(Records from a data collection)
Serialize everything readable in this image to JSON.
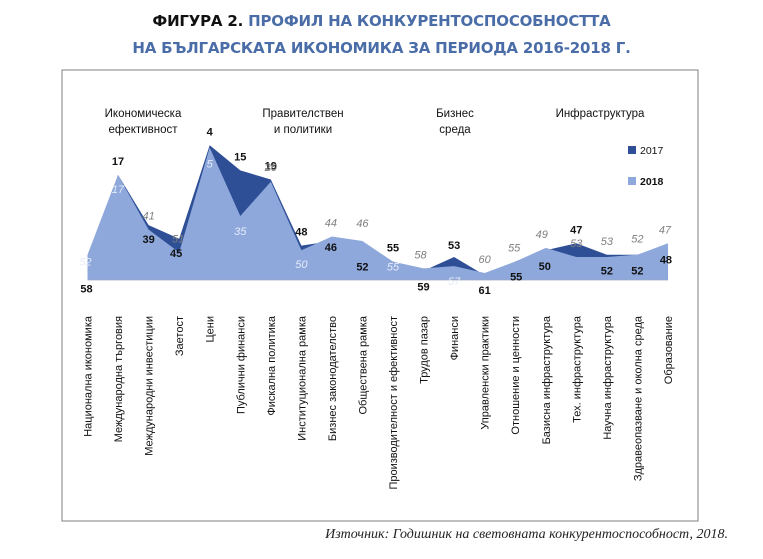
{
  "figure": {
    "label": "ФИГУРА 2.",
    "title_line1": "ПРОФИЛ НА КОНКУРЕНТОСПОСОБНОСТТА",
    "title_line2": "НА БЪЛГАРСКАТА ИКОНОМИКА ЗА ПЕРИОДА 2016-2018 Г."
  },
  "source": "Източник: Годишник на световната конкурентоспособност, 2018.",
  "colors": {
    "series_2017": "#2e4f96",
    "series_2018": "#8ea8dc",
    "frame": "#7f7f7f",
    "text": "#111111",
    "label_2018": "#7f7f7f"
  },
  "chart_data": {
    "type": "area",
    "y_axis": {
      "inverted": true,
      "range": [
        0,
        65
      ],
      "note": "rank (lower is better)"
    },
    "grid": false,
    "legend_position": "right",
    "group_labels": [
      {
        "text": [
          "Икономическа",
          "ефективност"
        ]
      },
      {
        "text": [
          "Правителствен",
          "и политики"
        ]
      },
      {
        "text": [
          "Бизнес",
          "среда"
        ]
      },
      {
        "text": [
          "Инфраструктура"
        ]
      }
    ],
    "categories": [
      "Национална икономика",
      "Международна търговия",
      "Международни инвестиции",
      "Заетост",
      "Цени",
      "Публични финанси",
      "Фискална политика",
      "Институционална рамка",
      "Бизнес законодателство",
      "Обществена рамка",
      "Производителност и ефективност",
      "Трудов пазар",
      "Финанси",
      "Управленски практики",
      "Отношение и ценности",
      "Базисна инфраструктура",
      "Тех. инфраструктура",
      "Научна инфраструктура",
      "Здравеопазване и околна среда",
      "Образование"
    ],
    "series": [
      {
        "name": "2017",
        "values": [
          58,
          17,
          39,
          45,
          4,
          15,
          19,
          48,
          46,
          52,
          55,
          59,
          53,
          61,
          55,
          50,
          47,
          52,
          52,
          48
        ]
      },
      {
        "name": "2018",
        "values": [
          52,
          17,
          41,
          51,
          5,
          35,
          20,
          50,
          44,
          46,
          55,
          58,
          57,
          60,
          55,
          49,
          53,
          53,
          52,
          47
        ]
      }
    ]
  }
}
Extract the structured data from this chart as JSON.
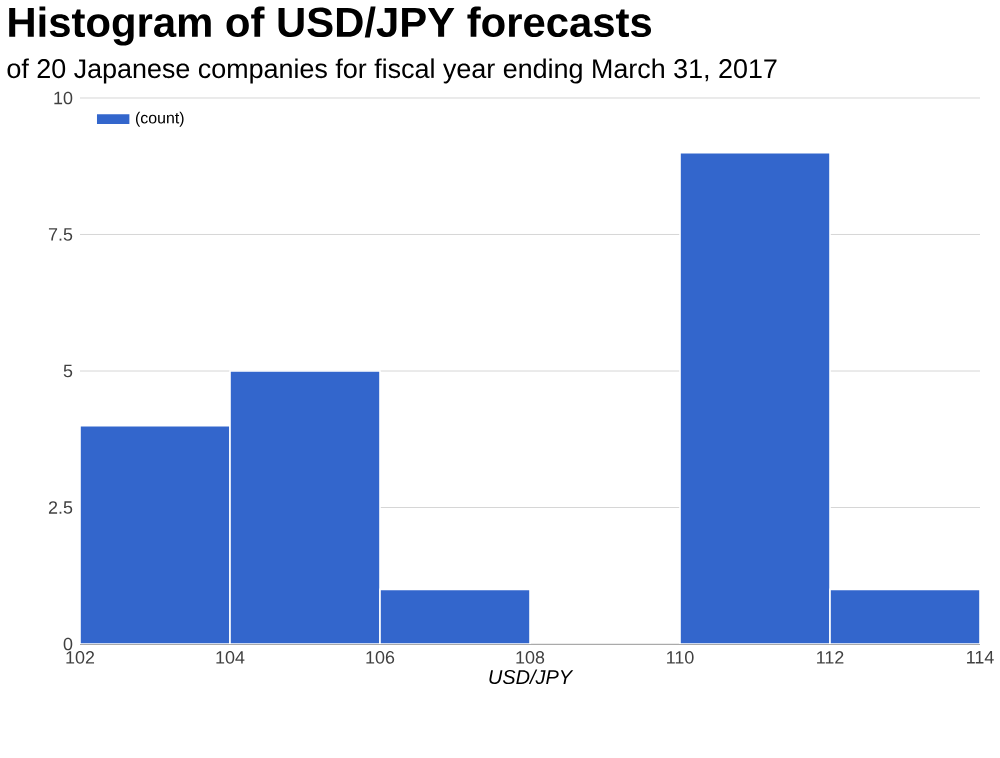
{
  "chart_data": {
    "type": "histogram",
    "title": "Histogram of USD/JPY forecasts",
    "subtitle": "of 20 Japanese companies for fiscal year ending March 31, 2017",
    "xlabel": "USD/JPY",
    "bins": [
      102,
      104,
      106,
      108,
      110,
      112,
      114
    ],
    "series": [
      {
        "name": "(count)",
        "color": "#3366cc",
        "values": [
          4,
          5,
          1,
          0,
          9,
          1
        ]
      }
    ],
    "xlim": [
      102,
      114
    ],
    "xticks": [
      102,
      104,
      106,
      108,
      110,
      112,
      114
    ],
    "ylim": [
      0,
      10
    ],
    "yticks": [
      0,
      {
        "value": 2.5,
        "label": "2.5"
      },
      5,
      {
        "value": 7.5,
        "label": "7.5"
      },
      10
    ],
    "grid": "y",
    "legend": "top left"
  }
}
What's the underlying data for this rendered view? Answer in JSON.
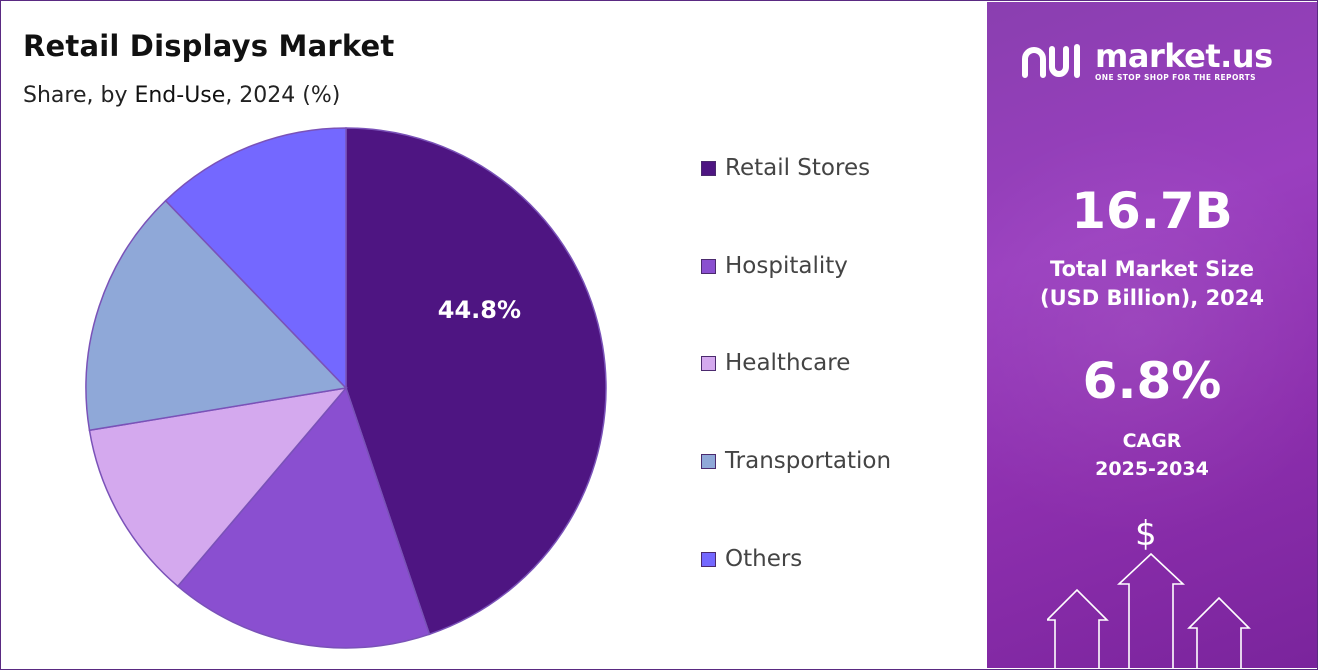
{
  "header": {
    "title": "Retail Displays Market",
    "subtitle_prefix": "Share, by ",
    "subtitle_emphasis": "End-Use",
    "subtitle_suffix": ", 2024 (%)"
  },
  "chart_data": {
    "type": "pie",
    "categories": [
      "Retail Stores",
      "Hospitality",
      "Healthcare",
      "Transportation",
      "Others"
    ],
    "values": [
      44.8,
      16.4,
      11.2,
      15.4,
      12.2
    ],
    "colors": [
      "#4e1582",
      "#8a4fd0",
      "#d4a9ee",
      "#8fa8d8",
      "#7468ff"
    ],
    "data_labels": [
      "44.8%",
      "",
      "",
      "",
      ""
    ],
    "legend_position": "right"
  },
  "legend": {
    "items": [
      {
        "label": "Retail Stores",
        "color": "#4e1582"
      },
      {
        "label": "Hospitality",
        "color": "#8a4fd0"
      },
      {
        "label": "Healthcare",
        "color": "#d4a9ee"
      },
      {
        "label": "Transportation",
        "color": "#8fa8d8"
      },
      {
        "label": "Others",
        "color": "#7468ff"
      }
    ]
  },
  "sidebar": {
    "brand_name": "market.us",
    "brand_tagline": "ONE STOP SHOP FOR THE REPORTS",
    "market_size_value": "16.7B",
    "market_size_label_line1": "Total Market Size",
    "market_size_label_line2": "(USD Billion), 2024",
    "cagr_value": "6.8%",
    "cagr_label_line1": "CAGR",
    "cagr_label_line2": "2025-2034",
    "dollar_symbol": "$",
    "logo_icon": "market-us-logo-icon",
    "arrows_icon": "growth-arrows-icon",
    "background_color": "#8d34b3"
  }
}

Problem description ::
Restate each line of the records exactly; pictures do not belong in the copy.

In response ::
Serialize everything readable in this image to JSON.
{
  "figure": {
    "label": "ФИГУРА 2.",
    "title_line1": "ПРОФИЛ НА КОНКУРЕНТОСПОСОБНОСТТА",
    "title_line2": "НА БЪЛГАРСКАТА ИКОНОМИКА ЗА ПЕРИОДА 2016-2018 Г."
  },
  "source": "Източник: Годишник на световната конкурентоспособност, 2018.",
  "colors": {
    "series_2017": "#2e4f96",
    "series_2018": "#8ea8dc",
    "frame": "#7f7f7f",
    "text": "#111111",
    "label_2018": "#7f7f7f"
  },
  "chart_data": {
    "type": "area",
    "y_axis": {
      "inverted": true,
      "range": [
        0,
        65
      ],
      "note": "rank (lower is better)"
    },
    "grid": false,
    "legend_position": "right",
    "group_labels": [
      {
        "text": [
          "Икономическа",
          "ефективност"
        ]
      },
      {
        "text": [
          "Правителствен",
          "и политики"
        ]
      },
      {
        "text": [
          "Бизнес",
          "среда"
        ]
      },
      {
        "text": [
          "Инфраструктура"
        ]
      }
    ],
    "categories": [
      "Национална икономика",
      "Международна търговия",
      "Международни инвестиции",
      "Заетост",
      "Цени",
      "Публични финанси",
      "Фискална политика",
      "Институционална рамка",
      "Бизнес законодателство",
      "Обществена рамка",
      "Производителност и ефективност",
      "Трудов пазар",
      "Финанси",
      "Управленски практики",
      "Отношение и ценности",
      "Базисна инфраструктура",
      "Тех. инфраструктура",
      "Научна инфраструктура",
      "Здравеопазване и околна среда",
      "Образование"
    ],
    "series": [
      {
        "name": "2017",
        "values": [
          58,
          17,
          39,
          45,
          4,
          15,
          19,
          48,
          46,
          52,
          55,
          59,
          53,
          61,
          55,
          50,
          47,
          52,
          52,
          48
        ]
      },
      {
        "name": "2018",
        "values": [
          52,
          17,
          41,
          51,
          5,
          35,
          20,
          50,
          44,
          46,
          55,
          58,
          57,
          60,
          55,
          49,
          53,
          53,
          52,
          47
        ]
      }
    ]
  }
}
Extract the structured data from this chart as JSON.
{
  "chart_data": {
    "type": "histogram",
    "title": "Histogram of USD/JPY forecasts",
    "subtitle": "of 20 Japanese companies for fiscal year ending March 31, 2017",
    "xlabel": "USD/JPY",
    "bins": [
      102,
      104,
      106,
      108,
      110,
      112,
      114
    ],
    "series": [
      {
        "name": "(count)",
        "color": "#3366cc",
        "values": [
          4,
          5,
          1,
          0,
          9,
          1
        ]
      }
    ],
    "xlim": [
      102,
      114
    ],
    "xticks": [
      102,
      104,
      106,
      108,
      110,
      112,
      114
    ],
    "ylim": [
      0,
      10
    ],
    "yticks": [
      0,
      {
        "value": 2.5,
        "label": "2.5"
      },
      5,
      {
        "value": 7.5,
        "label": "7.5"
      },
      10
    ],
    "grid": "y",
    "legend": "top left"
  }
}
What's the underlying data for this rendered view? Answer in JSON.
{
  "header": {
    "title": "Retail Displays Market",
    "subtitle_prefix": "Share, by ",
    "subtitle_emphasis": "End-Use",
    "subtitle_suffix": ", 2024 (%)"
  },
  "chart_data": {
    "type": "pie",
    "categories": [
      "Retail Stores",
      "Hospitality",
      "Healthcare",
      "Transportation",
      "Others"
    ],
    "values": [
      44.8,
      16.4,
      11.2,
      15.4,
      12.2
    ],
    "colors": [
      "#4e1582",
      "#8a4fd0",
      "#d4a9ee",
      "#8fa8d8",
      "#7468ff"
    ],
    "data_labels": [
      "44.8%",
      "",
      "",
      "",
      ""
    ],
    "legend_position": "right"
  },
  "legend": {
    "items": [
      {
        "label": "Retail Stores",
        "color": "#4e1582"
      },
      {
        "label": "Hospitality",
        "color": "#8a4fd0"
      },
      {
        "label": "Healthcare",
        "color": "#d4a9ee"
      },
      {
        "label": "Transportation",
        "color": "#8fa8d8"
      },
      {
        "label": "Others",
        "color": "#7468ff"
      }
    ]
  },
  "sidebar": {
    "brand_name": "market.us",
    "brand_tagline": "ONE STOP SHOP FOR THE REPORTS",
    "market_size_value": "16.7B",
    "market_size_label_line1": "Total Market Size",
    "market_size_label_line2": "(USD Billion), 2024",
    "cagr_value": "6.8%",
    "cagr_label_line1": "CAGR",
    "cagr_label_line2": "2025-2034",
    "dollar_symbol": "$",
    "logo_icon": "market-us-logo-icon",
    "arrows_icon": "growth-arrows-icon",
    "background_color": "#8d34b3"
  }
}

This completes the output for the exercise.